Your task is to repeat all of the data exactly while excluding the pictures.

▼▼▼

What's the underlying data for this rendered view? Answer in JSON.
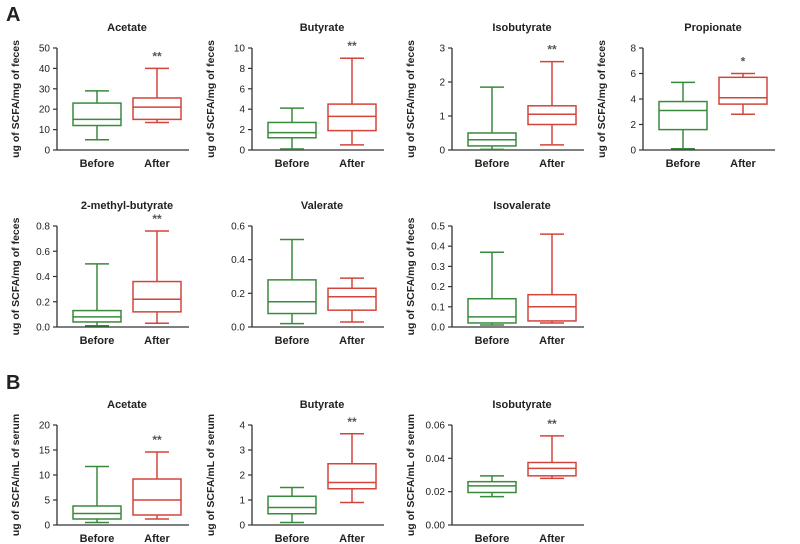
{
  "panels": [
    {
      "letter": "A",
      "y_label": "ug of SCFA/mg of feces"
    },
    {
      "letter": "B",
      "y_label": "ug of SCFA/mL of serum"
    }
  ],
  "colors": {
    "before": "#3a8a3c",
    "after": "#d2453a",
    "axis": "#333333",
    "text": "#222222"
  },
  "chart_data": [
    {
      "type": "box",
      "panel": "A",
      "title": "Acetate",
      "ylabel": "ug of SCFA/mg of feces",
      "categories": [
        "Before",
        "After"
      ],
      "ylim": [
        0,
        50
      ],
      "ticks": [
        "0",
        "10",
        "20",
        "30",
        "40",
        "50"
      ],
      "boxes": [
        {
          "group": "Before",
          "min": 5,
          "q1": 12,
          "median": 15,
          "q3": 23,
          "max": 29
        },
        {
          "group": "After",
          "min": 13.5,
          "q1": 15,
          "median": 21,
          "q3": 25.5,
          "max": 40
        }
      ],
      "significance": "**"
    },
    {
      "type": "box",
      "panel": "A",
      "title": "Butyrate",
      "ylabel": "ug of SCFA/mg of feces",
      "categories": [
        "Before",
        "After"
      ],
      "ylim": [
        0,
        10
      ],
      "ticks": [
        "0",
        "2",
        "4",
        "6",
        "8",
        "10"
      ],
      "boxes": [
        {
          "group": "Before",
          "min": 0.1,
          "q1": 1.2,
          "median": 1.7,
          "q3": 2.7,
          "max": 4.1
        },
        {
          "group": "After",
          "min": 0.5,
          "q1": 1.9,
          "median": 3.3,
          "q3": 4.5,
          "max": 9
        }
      ],
      "significance": "**"
    },
    {
      "type": "box",
      "panel": "A",
      "title": "Isobutyrate",
      "ylabel": "ug of SCFA/mg of feces",
      "categories": [
        "Before",
        "After"
      ],
      "ylim": [
        0,
        3
      ],
      "ticks": [
        "0",
        "1",
        "2",
        "3"
      ],
      "boxes": [
        {
          "group": "Before",
          "min": 0.02,
          "q1": 0.12,
          "median": 0.3,
          "q3": 0.5,
          "max": 1.85
        },
        {
          "group": "After",
          "min": 0.15,
          "q1": 0.75,
          "median": 1.05,
          "q3": 1.3,
          "max": 2.6
        }
      ],
      "significance": "**"
    },
    {
      "type": "box",
      "panel": "A",
      "title": "Propionate",
      "ylabel": "ug of SCFA/mg of feces",
      "categories": [
        "Before",
        "After"
      ],
      "ylim": [
        0,
        8
      ],
      "ticks": [
        "0",
        "2",
        "4",
        "6",
        "8"
      ],
      "boxes": [
        {
          "group": "Before",
          "min": 0.1,
          "q1": 1.6,
          "median": 3.1,
          "q3": 3.8,
          "max": 5.3
        },
        {
          "group": "After",
          "min": 2.8,
          "q1": 3.6,
          "median": 4.1,
          "q3": 5.7,
          "max": 6
        }
      ],
      "significance": "*"
    },
    {
      "type": "box",
      "panel": "A",
      "title": "2-methyl-butyrate",
      "ylabel": "ug of SCFA/mg of feces",
      "categories": [
        "Before",
        "After"
      ],
      "ylim": [
        0,
        0.8
      ],
      "ticks": [
        "0.0",
        "0.2",
        "0.4",
        "0.6",
        "0.8"
      ],
      "boxes": [
        {
          "group": "Before",
          "min": 0.01,
          "q1": 0.04,
          "median": 0.08,
          "q3": 0.13,
          "max": 0.5
        },
        {
          "group": "After",
          "min": 0.03,
          "q1": 0.12,
          "median": 0.22,
          "q3": 0.36,
          "max": 0.76
        }
      ],
      "significance": "**"
    },
    {
      "type": "box",
      "panel": "A",
      "title": "Valerate",
      "ylabel": "",
      "categories": [
        "Before",
        "After"
      ],
      "ylim": [
        0,
        0.6
      ],
      "ticks": [
        "0.0",
        "0.2",
        "0.4",
        "0.6"
      ],
      "boxes": [
        {
          "group": "Before",
          "min": 0.02,
          "q1": 0.08,
          "median": 0.15,
          "q3": 0.28,
          "max": 0.52
        },
        {
          "group": "After",
          "min": 0.03,
          "q1": 0.1,
          "median": 0.18,
          "q3": 0.23,
          "max": 0.29
        }
      ],
      "significance": ""
    },
    {
      "type": "box",
      "panel": "A",
      "title": "Isovalerate",
      "ylabel": "ug of SCFA/mg of feces",
      "categories": [
        "Before",
        "After"
      ],
      "ylim": [
        0,
        0.5
      ],
      "ticks": [
        "0.0",
        "0.1",
        "0.2",
        "0.3",
        "0.4",
        "0.5"
      ],
      "boxes": [
        {
          "group": "Before",
          "min": 0.01,
          "q1": 0.02,
          "median": 0.05,
          "q3": 0.14,
          "max": 0.37
        },
        {
          "group": "After",
          "min": 0.02,
          "q1": 0.03,
          "median": 0.1,
          "q3": 0.16,
          "max": 0.46
        }
      ],
      "significance": ""
    },
    {
      "type": "box",
      "panel": "B",
      "title": "Acetate",
      "ylabel": "ug of SCFA/mL of serum",
      "categories": [
        "Before",
        "After"
      ],
      "ylim": [
        0,
        20
      ],
      "ticks": [
        "0",
        "5",
        "10",
        "15",
        "20"
      ],
      "boxes": [
        {
          "group": "Before",
          "min": 0.5,
          "q1": 1.2,
          "median": 2.3,
          "q3": 3.8,
          "max": 11.7
        },
        {
          "group": "After",
          "min": 1.2,
          "q1": 2,
          "median": 5,
          "q3": 9.2,
          "max": 14.6
        }
      ],
      "significance": "**"
    },
    {
      "type": "box",
      "panel": "B",
      "title": "Butyrate",
      "ylabel": "ug of SCFA/mL of serum",
      "categories": [
        "Before",
        "After"
      ],
      "ylim": [
        0,
        4
      ],
      "ticks": [
        "0",
        "1",
        "2",
        "3",
        "4"
      ],
      "boxes": [
        {
          "group": "Before",
          "min": 0.1,
          "q1": 0.45,
          "median": 0.7,
          "q3": 1.15,
          "max": 1.5
        },
        {
          "group": "After",
          "min": 0.9,
          "q1": 1.45,
          "median": 1.7,
          "q3": 2.45,
          "max": 3.65
        }
      ],
      "significance": "**"
    },
    {
      "type": "box",
      "panel": "B",
      "title": "Isobutyrate",
      "ylabel": "ug of SCFA/mL of serum",
      "categories": [
        "Before",
        "After"
      ],
      "ylim": [
        0,
        0.06
      ],
      "ticks": [
        "0.00",
        "0.02",
        "0.04",
        "0.06"
      ],
      "boxes": [
        {
          "group": "Before",
          "min": 0.017,
          "q1": 0.0195,
          "median": 0.0235,
          "q3": 0.026,
          "max": 0.0295
        },
        {
          "group": "After",
          "min": 0.028,
          "q1": 0.0295,
          "median": 0.034,
          "q3": 0.0375,
          "max": 0.0535
        }
      ],
      "significance": "**"
    }
  ]
}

▲▲▲

* **Output of the exercise**:
What's the underlying data for this rendered view? Answer in JSON.
{
  "panels": [
    {
      "letter": "A",
      "y_label": "ug of SCFA/mg of feces"
    },
    {
      "letter": "B",
      "y_label": "ug of SCFA/mL of serum"
    }
  ],
  "colors": {
    "before": "#3a8a3c",
    "after": "#d2453a",
    "axis": "#333333",
    "text": "#222222"
  },
  "chart_data": [
    {
      "type": "box",
      "panel": "A",
      "title": "Acetate",
      "ylabel": "ug of SCFA/mg of feces",
      "categories": [
        "Before",
        "After"
      ],
      "ylim": [
        0,
        50
      ],
      "ticks": [
        "0",
        "10",
        "20",
        "30",
        "40",
        "50"
      ],
      "boxes": [
        {
          "group": "Before",
          "min": 5,
          "q1": 12,
          "median": 15,
          "q3": 23,
          "max": 29
        },
        {
          "group": "After",
          "min": 13.5,
          "q1": 15,
          "median": 21,
          "q3": 25.5,
          "max": 40
        }
      ],
      "significance": "**"
    },
    {
      "type": "box",
      "panel": "A",
      "title": "Butyrate",
      "ylabel": "ug of SCFA/mg of feces",
      "categories": [
        "Before",
        "After"
      ],
      "ylim": [
        0,
        10
      ],
      "ticks": [
        "0",
        "2",
        "4",
        "6",
        "8",
        "10"
      ],
      "boxes": [
        {
          "group": "Before",
          "min": 0.1,
          "q1": 1.2,
          "median": 1.7,
          "q3": 2.7,
          "max": 4.1
        },
        {
          "group": "After",
          "min": 0.5,
          "q1": 1.9,
          "median": 3.3,
          "q3": 4.5,
          "max": 9
        }
      ],
      "significance": "**"
    },
    {
      "type": "box",
      "panel": "A",
      "title": "Isobutyrate",
      "ylabel": "ug of SCFA/mg of feces",
      "categories": [
        "Before",
        "After"
      ],
      "ylim": [
        0,
        3
      ],
      "ticks": [
        "0",
        "1",
        "2",
        "3"
      ],
      "boxes": [
        {
          "group": "Before",
          "min": 0.02,
          "q1": 0.12,
          "median": 0.3,
          "q3": 0.5,
          "max": 1.85
        },
        {
          "group": "After",
          "min": 0.15,
          "q1": 0.75,
          "median": 1.05,
          "q3": 1.3,
          "max": 2.6
        }
      ],
      "significance": "**"
    },
    {
      "type": "box",
      "panel": "A",
      "title": "Propionate",
      "ylabel": "ug of SCFA/mg of feces",
      "categories": [
        "Before",
        "After"
      ],
      "ylim": [
        0,
        8
      ],
      "ticks": [
        "0",
        "2",
        "4",
        "6",
        "8"
      ],
      "boxes": [
        {
          "group": "Before",
          "min": 0.1,
          "q1": 1.6,
          "median": 3.1,
          "q3": 3.8,
          "max": 5.3
        },
        {
          "group": "After",
          "min": 2.8,
          "q1": 3.6,
          "median": 4.1,
          "q3": 5.7,
          "max": 6
        }
      ],
      "significance": "*"
    },
    {
      "type": "box",
      "panel": "A",
      "title": "2-methyl-butyrate",
      "ylabel": "ug of SCFA/mg of feces",
      "categories": [
        "Before",
        "After"
      ],
      "ylim": [
        0,
        0.8
      ],
      "ticks": [
        "0.0",
        "0.2",
        "0.4",
        "0.6",
        "0.8"
      ],
      "boxes": [
        {
          "group": "Before",
          "min": 0.01,
          "q1": 0.04,
          "median": 0.08,
          "q3": 0.13,
          "max": 0.5
        },
        {
          "group": "After",
          "min": 0.03,
          "q1": 0.12,
          "median": 0.22,
          "q3": 0.36,
          "max": 0.76
        }
      ],
      "significance": "**"
    },
    {
      "type": "box",
      "panel": "A",
      "title": "Valerate",
      "ylabel": "",
      "categories": [
        "Before",
        "After"
      ],
      "ylim": [
        0,
        0.6
      ],
      "ticks": [
        "0.0",
        "0.2",
        "0.4",
        "0.6"
      ],
      "boxes": [
        {
          "group": "Before",
          "min": 0.02,
          "q1": 0.08,
          "median": 0.15,
          "q3": 0.28,
          "max": 0.52
        },
        {
          "group": "After",
          "min": 0.03,
          "q1": 0.1,
          "median": 0.18,
          "q3": 0.23,
          "max": 0.29
        }
      ],
      "significance": ""
    },
    {
      "type": "box",
      "panel": "A",
      "title": "Isovalerate",
      "ylabel": "ug of SCFA/mg of feces",
      "categories": [
        "Before",
        "After"
      ],
      "ylim": [
        0,
        0.5
      ],
      "ticks": [
        "0.0",
        "0.1",
        "0.2",
        "0.3",
        "0.4",
        "0.5"
      ],
      "boxes": [
        {
          "group": "Before",
          "min": 0.01,
          "q1": 0.02,
          "median": 0.05,
          "q3": 0.14,
          "max": 0.37
        },
        {
          "group": "After",
          "min": 0.02,
          "q1": 0.03,
          "median": 0.1,
          "q3": 0.16,
          "max": 0.46
        }
      ],
      "significance": ""
    },
    {
      "type": "box",
      "panel": "B",
      "title": "Acetate",
      "ylabel": "ug of SCFA/mL of serum",
      "categories": [
        "Before",
        "After"
      ],
      "ylim": [
        0,
        20
      ],
      "ticks": [
        "0",
        "5",
        "10",
        "15",
        "20"
      ],
      "boxes": [
        {
          "group": "Before",
          "min": 0.5,
          "q1": 1.2,
          "median": 2.3,
          "q3": 3.8,
          "max": 11.7
        },
        {
          "group": "After",
          "min": 1.2,
          "q1": 2,
          "median": 5,
          "q3": 9.2,
          "max": 14.6
        }
      ],
      "significance": "**"
    },
    {
      "type": "box",
      "panel": "B",
      "title": "Butyrate",
      "ylabel": "ug of SCFA/mL of serum",
      "categories": [
        "Before",
        "After"
      ],
      "ylim": [
        0,
        4
      ],
      "ticks": [
        "0",
        "1",
        "2",
        "3",
        "4"
      ],
      "boxes": [
        {
          "group": "Before",
          "min": 0.1,
          "q1": 0.45,
          "median": 0.7,
          "q3": 1.15,
          "max": 1.5
        },
        {
          "group": "After",
          "min": 0.9,
          "q1": 1.45,
          "median": 1.7,
          "q3": 2.45,
          "max": 3.65
        }
      ],
      "significance": "**"
    },
    {
      "type": "box",
      "panel": "B",
      "title": "Isobutyrate",
      "ylabel": "ug of SCFA/mL of serum",
      "categories": [
        "Before",
        "After"
      ],
      "ylim": [
        0,
        0.06
      ],
      "ticks": [
        "0.00",
        "0.02",
        "0.04",
        "0.06"
      ],
      "boxes": [
        {
          "group": "Before",
          "min": 0.017,
          "q1": 0.0195,
          "median": 0.0235,
          "q3": 0.026,
          "max": 0.0295
        },
        {
          "group": "After",
          "min": 0.028,
          "q1": 0.0295,
          "median": 0.034,
          "q3": 0.0375,
          "max": 0.0535
        }
      ],
      "significance": "**"
    }
  ]
}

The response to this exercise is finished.